[BEGIN Provided entries]

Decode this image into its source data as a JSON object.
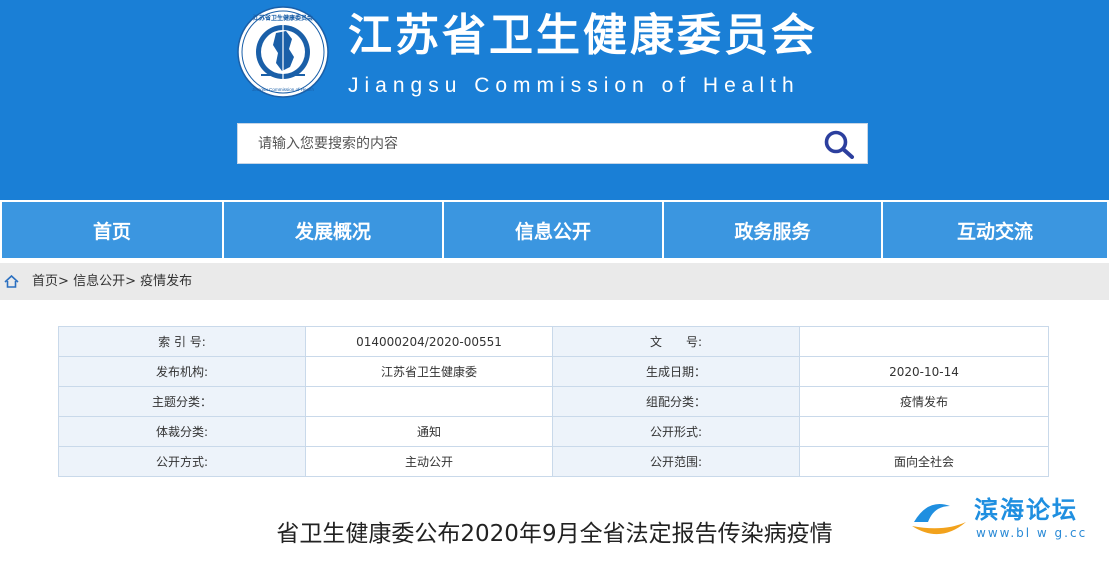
{
  "header": {
    "title": "江苏省卫生健康委员会",
    "subtitle": "Jiangsu Commission of Health",
    "logo_text": "江苏省卫生健康委员会 Jiangsu Commission of Health",
    "bg_color": "#1a7fd6"
  },
  "search": {
    "placeholder": "请输入您要搜索的内容",
    "icon": "search-icon"
  },
  "nav": {
    "items": [
      {
        "label": "首页"
      },
      {
        "label": "发展概况"
      },
      {
        "label": "信息公开"
      },
      {
        "label": "政务服务"
      },
      {
        "label": "互动交流"
      }
    ],
    "item_color": "#3b96e0"
  },
  "breadcrumb": {
    "icon": "home-icon",
    "home": "首页",
    "sep": ">",
    "section": "信息公开",
    "current": "疫情发布"
  },
  "meta_table": {
    "rows": [
      [
        "索 引 号:",
        "014000204/2020-00551",
        "文　　号:",
        ""
      ],
      [
        "发布机构:",
        "江苏省卫生健康委",
        "生成日期：",
        "2020-10-14"
      ],
      [
        "主题分类：",
        "",
        "组配分类：",
        "疫情发布"
      ],
      [
        "体裁分类:",
        "通知",
        "公开形式:",
        ""
      ],
      [
        "公开方式:",
        "主动公开",
        "公开范围:",
        "面向全社会"
      ]
    ]
  },
  "article": {
    "title": "省卫生健康委公布2020年9月全省法定报告传染病疫情"
  },
  "watermark": {
    "text": "滨海论坛",
    "url": "www.bl  w  g.cc"
  }
}
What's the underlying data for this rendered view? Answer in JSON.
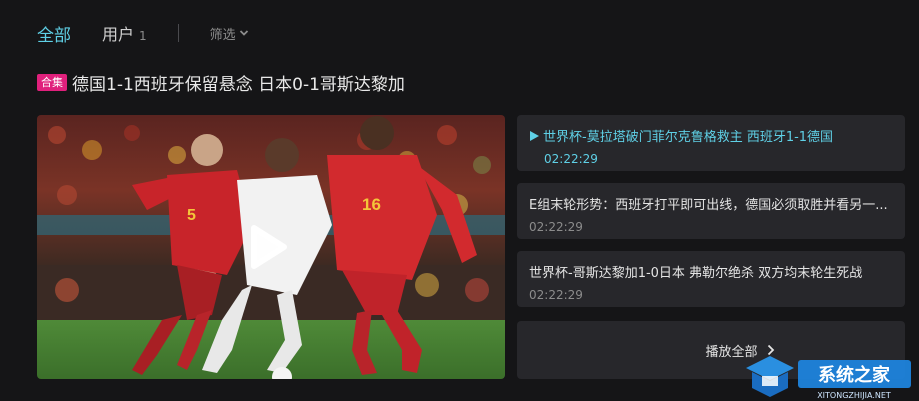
{
  "tabs": {
    "all": "全部",
    "users": "用户",
    "users_count": "1",
    "filter": "筛选"
  },
  "header": {
    "badge": "合集",
    "title": "德国1-1西班牙保留悬念 日本0-1哥斯达黎加"
  },
  "video": {
    "jersey_numbers": [
      "5",
      "16"
    ]
  },
  "playlist": [
    {
      "title": "世界杯-莫拉塔破门菲尔克鲁格救主 西班牙1-1德国",
      "time": "02:22:29",
      "active": true
    },
    {
      "title": "E组末轮形势：西班牙打平即可出线，德国必须取胜并看另一...",
      "time": "02:22:29",
      "active": false
    },
    {
      "title": "世界杯-哥斯达黎加1-0日本 弗勒尔绝杀 双方均末轮生死战",
      "time": "02:22:29",
      "active": false
    }
  ],
  "play_all": "播放全部",
  "watermark": {
    "brand": "系统之家",
    "url": "XITONGZHIJIA.NET"
  },
  "colors": {
    "accent": "#5fd0e6",
    "badge": "#e0207c",
    "background": "#151517",
    "card": "#27272b"
  }
}
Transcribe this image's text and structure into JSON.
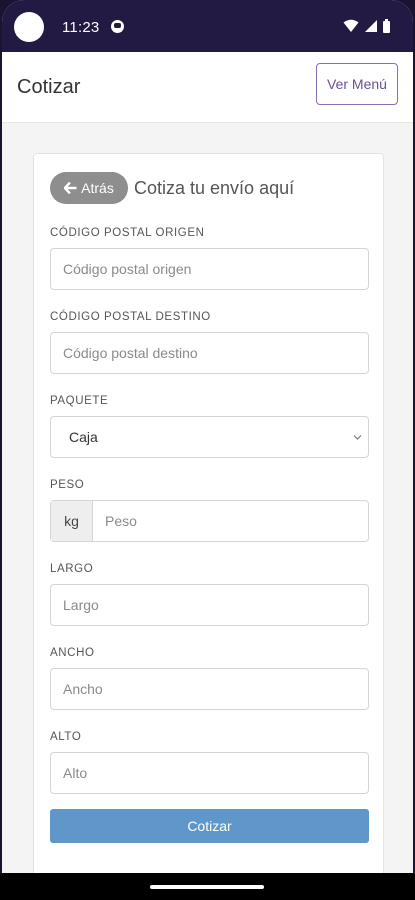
{
  "status_bar": {
    "time": "11:23"
  },
  "app_bar": {
    "title": "Cotizar",
    "menu_button": "Ver Menú"
  },
  "card": {
    "back_button": "Atrás",
    "heading": "Cotiza tu envío aquí"
  },
  "form": {
    "origin": {
      "label": "CÓDIGO POSTAL ORIGEN",
      "placeholder": "Código postal origen"
    },
    "destination": {
      "label": "CÓDIGO POSTAL DESTINO",
      "placeholder": "Código postal destino"
    },
    "package": {
      "label": "PAQUETE",
      "value": "Caja"
    },
    "weight": {
      "label": "PESO",
      "unit": "kg",
      "placeholder": "Peso"
    },
    "length": {
      "label": "LARGO",
      "placeholder": "Largo"
    },
    "width": {
      "label": "ANCHO",
      "placeholder": "Ancho"
    },
    "height": {
      "label": "ALTO",
      "placeholder": "Alto"
    },
    "submit_label": "Cotizar"
  },
  "colors": {
    "status_bar": "#231a44",
    "primary_button": "#5f97ca",
    "back_button": "#8e8e8e",
    "menu_button_accent": "#6b4f99"
  },
  "icons": [
    "camera-cutout-icon",
    "notification-icon",
    "wifi-icon",
    "signal-icon",
    "battery-icon",
    "arrow-left-icon",
    "chevron-down-icon"
  ]
}
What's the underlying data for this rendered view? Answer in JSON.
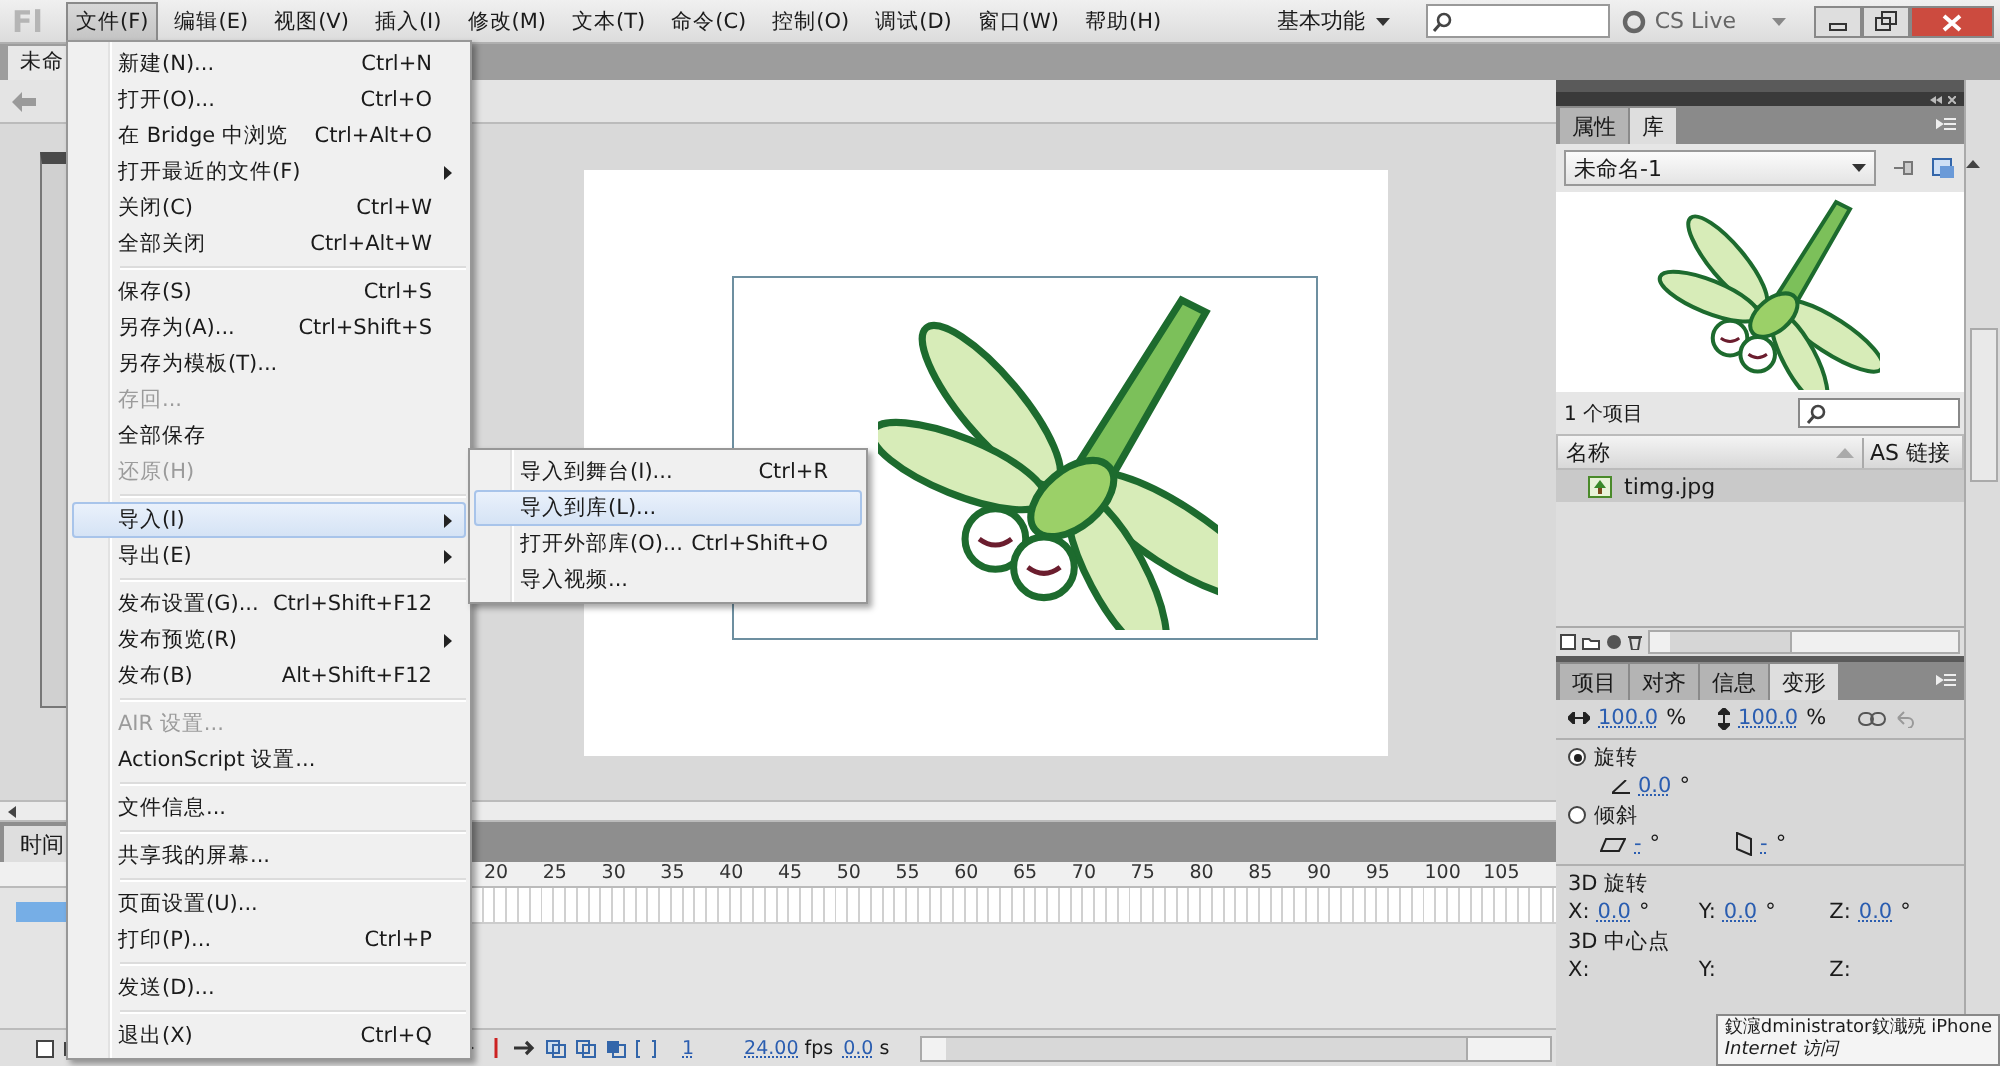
{
  "menubar": {
    "logo": "Fl",
    "menus": [
      {
        "label": "文件(F)",
        "selected": true
      },
      {
        "label": "编辑(E)",
        "selected": false
      },
      {
        "label": "视图(V)",
        "selected": false
      },
      {
        "label": "插入(I)",
        "selected": false
      },
      {
        "label": "修改(M)",
        "selected": false
      },
      {
        "label": "文本(T)",
        "selected": false
      },
      {
        "label": "命令(C)",
        "selected": false
      },
      {
        "label": "控制(O)",
        "selected": false
      },
      {
        "label": "调试(D)",
        "selected": false
      },
      {
        "label": "窗口(W)",
        "selected": false
      },
      {
        "label": "帮助(H)",
        "selected": false
      }
    ],
    "workspace": "基本功能",
    "cs_live": "CS Live"
  },
  "document_tab": {
    "title": "未命"
  },
  "file_menu": {
    "items": [
      {
        "kind": "item",
        "label": "新建(N)...",
        "shortcut": "Ctrl+N",
        "submenu": false,
        "disabled": false,
        "selected": false
      },
      {
        "kind": "item",
        "label": "打开(O)...",
        "shortcut": "Ctrl+O",
        "submenu": false,
        "disabled": false,
        "selected": false
      },
      {
        "kind": "item",
        "label": "在 Bridge 中浏览",
        "shortcut": "Ctrl+Alt+O",
        "submenu": false,
        "disabled": false,
        "selected": false
      },
      {
        "kind": "item",
        "label": "打开最近的文件(F)",
        "submenu": true,
        "disabled": false,
        "selected": false
      },
      {
        "kind": "item",
        "label": "关闭(C)",
        "shortcut": "Ctrl+W",
        "submenu": false,
        "disabled": false,
        "selected": false
      },
      {
        "kind": "item",
        "label": "全部关闭",
        "shortcut": "Ctrl+Alt+W",
        "submenu": false,
        "disabled": false,
        "selected": false
      },
      {
        "kind": "separator"
      },
      {
        "kind": "item",
        "label": "保存(S)",
        "shortcut": "Ctrl+S",
        "submenu": false,
        "disabled": false,
        "selected": false
      },
      {
        "kind": "item",
        "label": "另存为(A)...",
        "shortcut": "Ctrl+Shift+S",
        "submenu": false,
        "disabled": false,
        "selected": false
      },
      {
        "kind": "item",
        "label": "另存为模板(T)...",
        "submenu": false,
        "disabled": false,
        "selected": false
      },
      {
        "kind": "item",
        "label": "存回...",
        "submenu": false,
        "disabled": true,
        "selected": false
      },
      {
        "kind": "item",
        "label": "全部保存",
        "submenu": false,
        "disabled": false,
        "selected": false
      },
      {
        "kind": "item",
        "label": "还原(H)",
        "submenu": false,
        "disabled": true,
        "selected": false
      },
      {
        "kind": "separator"
      },
      {
        "kind": "item",
        "label": "导入(I)",
        "submenu": true,
        "disabled": false,
        "selected": true
      },
      {
        "kind": "item",
        "label": "导出(E)",
        "submenu": true,
        "disabled": false,
        "selected": false
      },
      {
        "kind": "separator"
      },
      {
        "kind": "item",
        "label": "发布设置(G)...",
        "shortcut": "Ctrl+Shift+F12",
        "submenu": false,
        "disabled": false,
        "selected": false
      },
      {
        "kind": "item",
        "label": "发布预览(R)",
        "submenu": true,
        "disabled": false,
        "selected": false
      },
      {
        "kind": "item",
        "label": "发布(B)",
        "shortcut": "Alt+Shift+F12",
        "submenu": false,
        "disabled": false,
        "selected": false
      },
      {
        "kind": "separator"
      },
      {
        "kind": "item",
        "label": "AIR 设置...",
        "submenu": false,
        "disabled": true,
        "selected": false
      },
      {
        "kind": "item",
        "label": "ActionScript 设置...",
        "submenu": false,
        "disabled": false,
        "selected": false
      },
      {
        "kind": "separator"
      },
      {
        "kind": "item",
        "label": "文件信息...",
        "submenu": false,
        "disabled": false,
        "selected": false
      },
      {
        "kind": "separator"
      },
      {
        "kind": "item",
        "label": "共享我的屏幕...",
        "submenu": false,
        "disabled": false,
        "selected": false
      },
      {
        "kind": "separator"
      },
      {
        "kind": "item",
        "label": "页面设置(U)...",
        "submenu": false,
        "disabled": false,
        "selected": false
      },
      {
        "kind": "item",
        "label": "打印(P)...",
        "shortcut": "Ctrl+P",
        "submenu": false,
        "disabled": false,
        "selected": false
      },
      {
        "kind": "separator"
      },
      {
        "kind": "item",
        "label": "发送(D)...",
        "submenu": false,
        "disabled": false,
        "selected": false
      },
      {
        "kind": "separator"
      },
      {
        "kind": "item",
        "label": "退出(X)",
        "shortcut": "Ctrl+Q",
        "submenu": false,
        "disabled": false,
        "selected": false
      }
    ]
  },
  "import_submenu": {
    "items": [
      {
        "label": "导入到舞台(I)...",
        "shortcut": "Ctrl+R",
        "selected": false
      },
      {
        "label": "导入到库(L)...",
        "selected": true
      },
      {
        "label": "打开外部库(O)...",
        "shortcut": "Ctrl+Shift+O",
        "selected": false
      },
      {
        "label": "导入视频...",
        "selected": false
      }
    ]
  },
  "timeline": {
    "tab": "时间",
    "frame_numbers": [
      "20",
      "25",
      "30",
      "35",
      "40",
      "45",
      "50",
      "55",
      "60",
      "65",
      "70",
      "75",
      "80",
      "85",
      "90",
      "95",
      "100",
      "105"
    ],
    "layers": [
      {
        "selected": true
      }
    ],
    "current_frame": "1",
    "fps": "24.00",
    "fps_unit": "fps",
    "time": "0.0",
    "time_unit": "s"
  },
  "library_panel": {
    "tabs": [
      {
        "label": "属性",
        "selected": false
      },
      {
        "label": "库",
        "selected": true
      }
    ],
    "document": "未命名-1",
    "item_count": "1 个项目",
    "columns": [
      "名称",
      "AS 链接"
    ],
    "items": [
      {
        "name": "timg.jpg",
        "selected": true
      }
    ]
  },
  "transform_panel": {
    "tabs": [
      {
        "label": "项目",
        "selected": false
      },
      {
        "label": "对齐",
        "selected": false
      },
      {
        "label": "信息",
        "selected": false
      },
      {
        "label": "变形",
        "selected": true
      }
    ],
    "scale": [
      {
        "value": "100.0",
        "unit": "%"
      },
      {
        "value": "100.0",
        "unit": "%"
      }
    ],
    "options": [
      {
        "label": "旋转",
        "selected": true
      },
      {
        "label": "倾斜",
        "selected": false
      }
    ],
    "rotation": {
      "value": "0.0",
      "unit": "°"
    },
    "skew": [
      {
        "value": "-",
        "unit": "°"
      },
      {
        "value": "-",
        "unit": "°"
      }
    ],
    "rotation_3d": {
      "title": "3D 旋转",
      "axes": [
        {
          "label": "X:",
          "value": "0.0",
          "unit": "°"
        },
        {
          "label": "Y:",
          "value": "0.0",
          "unit": "°"
        },
        {
          "label": "Z:",
          "value": "0.0",
          "unit": "°"
        }
      ]
    },
    "center_3d": {
      "title": "3D 中心点",
      "axes": [
        {
          "label": "X:"
        },
        {
          "label": "Y:"
        },
        {
          "label": "Z:"
        }
      ]
    }
  },
  "tooltip": {
    "title": "鈫滱dministrator鈫濈殑 iPhone",
    "subtitle": "Internet 访问"
  }
}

[END Provided entries]

• _Aim_
Which lines of the material contain the string "Commission"? List each of them.

• _Reply_
    "subtitle": "Jiangsu Commission of Health",
    "logo_text": "江苏省卫生健康委员会 Jiangsu Commission of Health",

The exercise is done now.